◆ **DATA TO USE**
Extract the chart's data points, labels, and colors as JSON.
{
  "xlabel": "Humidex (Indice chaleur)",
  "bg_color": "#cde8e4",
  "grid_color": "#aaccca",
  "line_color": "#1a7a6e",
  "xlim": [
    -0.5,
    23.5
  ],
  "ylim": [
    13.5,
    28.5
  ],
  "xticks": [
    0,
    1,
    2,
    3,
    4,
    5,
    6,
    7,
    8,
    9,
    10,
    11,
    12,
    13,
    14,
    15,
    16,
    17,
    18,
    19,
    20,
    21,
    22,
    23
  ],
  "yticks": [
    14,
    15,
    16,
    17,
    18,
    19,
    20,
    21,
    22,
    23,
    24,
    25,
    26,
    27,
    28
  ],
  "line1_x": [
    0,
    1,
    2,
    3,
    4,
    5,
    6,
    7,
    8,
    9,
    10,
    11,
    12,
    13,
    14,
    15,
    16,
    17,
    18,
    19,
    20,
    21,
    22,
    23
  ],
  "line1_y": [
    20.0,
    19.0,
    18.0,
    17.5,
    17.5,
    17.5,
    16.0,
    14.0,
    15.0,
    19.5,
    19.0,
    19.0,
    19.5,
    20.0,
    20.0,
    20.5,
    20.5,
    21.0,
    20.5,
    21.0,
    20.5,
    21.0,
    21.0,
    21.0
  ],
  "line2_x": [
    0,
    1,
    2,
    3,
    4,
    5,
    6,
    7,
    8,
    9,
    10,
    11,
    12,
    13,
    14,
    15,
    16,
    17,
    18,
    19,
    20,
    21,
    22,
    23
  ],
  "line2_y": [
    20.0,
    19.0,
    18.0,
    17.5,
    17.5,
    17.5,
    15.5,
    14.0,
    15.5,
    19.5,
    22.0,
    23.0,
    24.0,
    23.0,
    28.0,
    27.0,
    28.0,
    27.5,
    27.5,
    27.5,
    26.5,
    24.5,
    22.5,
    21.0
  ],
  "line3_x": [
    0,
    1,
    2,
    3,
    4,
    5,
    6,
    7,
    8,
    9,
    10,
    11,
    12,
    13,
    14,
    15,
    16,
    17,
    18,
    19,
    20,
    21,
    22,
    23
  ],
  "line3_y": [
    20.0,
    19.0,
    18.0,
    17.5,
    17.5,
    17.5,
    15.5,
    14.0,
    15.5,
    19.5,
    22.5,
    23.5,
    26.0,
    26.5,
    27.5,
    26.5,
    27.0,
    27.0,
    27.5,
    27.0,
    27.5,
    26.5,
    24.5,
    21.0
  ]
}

◆ **EXERCISE DESCRIPTION**
Your task is to output all of the data above word for word.

◆ **EXERCISE RESPONSE**
Extract the chart's data points, labels, and colors as JSON.
{
  "xlabel": "Humidex (Indice chaleur)",
  "bg_color": "#cde8e4",
  "grid_color": "#aaccca",
  "line_color": "#1a7a6e",
  "xlim": [
    -0.5,
    23.5
  ],
  "ylim": [
    13.5,
    28.5
  ],
  "xticks": [
    0,
    1,
    2,
    3,
    4,
    5,
    6,
    7,
    8,
    9,
    10,
    11,
    12,
    13,
    14,
    15,
    16,
    17,
    18,
    19,
    20,
    21,
    22,
    23
  ],
  "yticks": [
    14,
    15,
    16,
    17,
    18,
    19,
    20,
    21,
    22,
    23,
    24,
    25,
    26,
    27,
    28
  ],
  "line1_x": [
    0,
    1,
    2,
    3,
    4,
    5,
    6,
    7,
    8,
    9,
    10,
    11,
    12,
    13,
    14,
    15,
    16,
    17,
    18,
    19,
    20,
    21,
    22,
    23
  ],
  "line1_y": [
    20.0,
    19.0,
    18.0,
    17.5,
    17.5,
    17.5,
    16.0,
    14.0,
    15.0,
    19.5,
    19.0,
    19.0,
    19.5,
    20.0,
    20.0,
    20.5,
    20.5,
    21.0,
    20.5,
    21.0,
    20.5,
    21.0,
    21.0,
    21.0
  ],
  "line2_x": [
    0,
    1,
    2,
    3,
    4,
    5,
    6,
    7,
    8,
    9,
    10,
    11,
    12,
    13,
    14,
    15,
    16,
    17,
    18,
    19,
    20,
    21,
    22,
    23
  ],
  "line2_y": [
    20.0,
    19.0,
    18.0,
    17.5,
    17.5,
    17.5,
    15.5,
    14.0,
    15.5,
    19.5,
    22.0,
    23.0,
    24.0,
    23.0,
    28.0,
    27.0,
    28.0,
    27.5,
    27.5,
    27.5,
    26.5,
    24.5,
    22.5,
    21.0
  ],
  "line3_x": [
    0,
    1,
    2,
    3,
    4,
    5,
    6,
    7,
    8,
    9,
    10,
    11,
    12,
    13,
    14,
    15,
    16,
    17,
    18,
    19,
    20,
    21,
    22,
    23
  ],
  "line3_y": [
    20.0,
    19.0,
    18.0,
    17.5,
    17.5,
    17.5,
    15.5,
    14.0,
    15.5,
    19.5,
    22.5,
    23.5,
    26.0,
    26.5,
    27.5,
    26.5,
    27.0,
    27.0,
    27.5,
    27.0,
    27.5,
    26.5,
    24.5,
    21.0
  ]
}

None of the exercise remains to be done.